* **Objective**:
Look for the string "label" in the lines and copy each line that has it.

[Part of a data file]
◆ ◆ ◆ ◆ ◆

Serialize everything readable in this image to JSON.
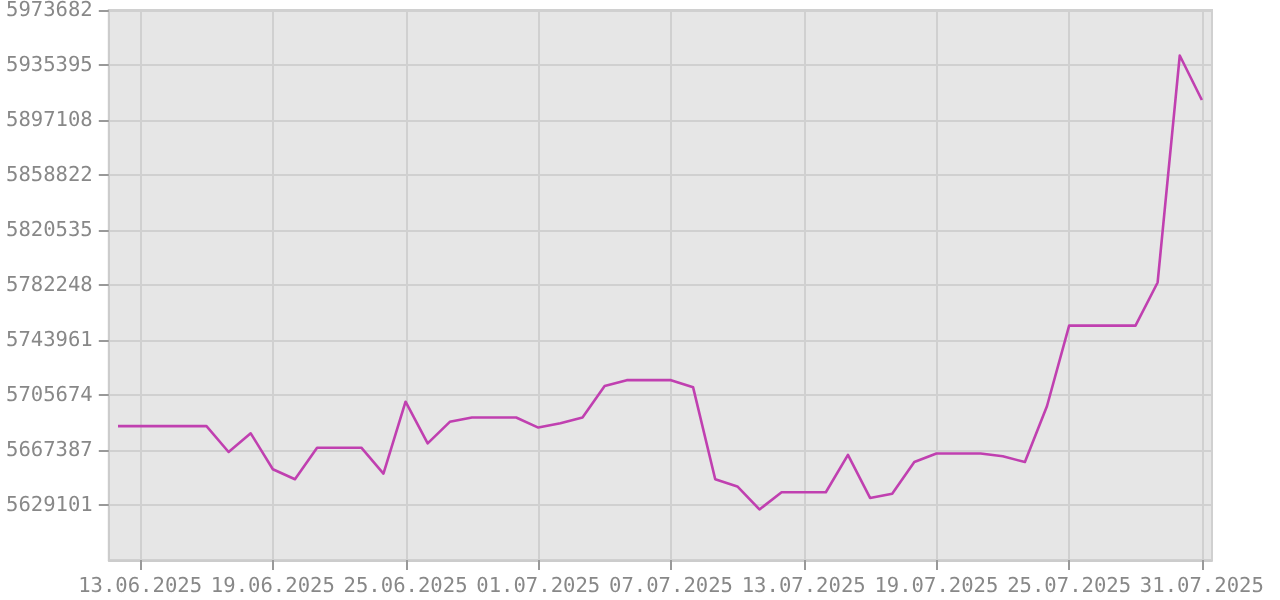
{
  "chart_data": {
    "type": "line",
    "x": [
      "2025-06-12",
      "2025-06-13",
      "2025-06-14",
      "2025-06-15",
      "2025-06-16",
      "2025-06-17",
      "2025-06-18",
      "2025-06-19",
      "2025-06-20",
      "2025-06-21",
      "2025-06-22",
      "2025-06-23",
      "2025-06-24",
      "2025-06-25",
      "2025-06-26",
      "2025-06-27",
      "2025-06-28",
      "2025-06-29",
      "2025-06-30",
      "2025-07-01",
      "2025-07-02",
      "2025-07-03",
      "2025-07-04",
      "2025-07-05",
      "2025-07-06",
      "2025-07-07",
      "2025-07-08",
      "2025-07-09",
      "2025-07-10",
      "2025-07-11",
      "2025-07-12",
      "2025-07-13",
      "2025-07-14",
      "2025-07-15",
      "2025-07-16",
      "2025-07-17",
      "2025-07-18",
      "2025-07-19",
      "2025-07-20",
      "2025-07-21",
      "2025-07-22",
      "2025-07-23",
      "2025-07-24",
      "2025-07-25",
      "2025-07-26",
      "2025-07-27",
      "2025-07-28",
      "2025-07-29",
      "2025-07-30",
      "2025-07-31"
    ],
    "series": [
      {
        "color": "#c040b0",
        "values": [
          5684000,
          5684000,
          5684000,
          5684000,
          5684000,
          5666000,
          5679000,
          5654000,
          5647000,
          5669000,
          5669000,
          5669000,
          5651000,
          5701000,
          5672000,
          5687000,
          5690000,
          5690000,
          5690000,
          5683000,
          5686000,
          5690000,
          5712000,
          5716000,
          5716000,
          5716000,
          5711000,
          5647000,
          5642000,
          5626000,
          5638000,
          5638000,
          5638000,
          5664000,
          5634000,
          5637000,
          5659000,
          5665000,
          5665000,
          5665000,
          5663000,
          5659000,
          5698000,
          5754000,
          5754000,
          5754000,
          5754000,
          5784000,
          5942000,
          5911000
        ]
      }
    ],
    "xlim": [
      "2025-06-11T14:00",
      "2025-07-31T11:00"
    ],
    "xticks": [
      {
        "value": "2025-06-13",
        "label": "13.06.2025"
      },
      {
        "value": "2025-06-19",
        "label": "19.06.2025"
      },
      {
        "value": "2025-06-25",
        "label": "25.06.2025"
      },
      {
        "value": "2025-07-01",
        "label": "01.07.2025"
      },
      {
        "value": "2025-07-07",
        "label": "07.07.2025"
      },
      {
        "value": "2025-07-13",
        "label": "13.07.2025"
      },
      {
        "value": "2025-07-19",
        "label": "19.07.2025"
      },
      {
        "value": "2025-07-25",
        "label": "25.07.2025"
      },
      {
        "value": "2025-07-31",
        "label": "31.07.2025"
      }
    ],
    "ylim": [
      5590814,
      5973682
    ],
    "yticks": [
      5629101,
      5667387,
      5705674,
      5743961,
      5782248,
      5820535,
      5858822,
      5897108,
      5935395,
      5973682
    ],
    "grid": true,
    "marker": "none",
    "line_style": "solid"
  }
}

◆ ◆ ◆ ◆ ◆

* **The output**:
        "label": "13.06.2025"
        "label": "19.06.2025"
        "label": "25.06.2025"
        "label": "01.07.2025"
        "label": "07.07.2025"
        "label": "13.07.2025"
        "label": "19.07.2025"
        "label": "25.07.2025"
        "label": "31.07.2025"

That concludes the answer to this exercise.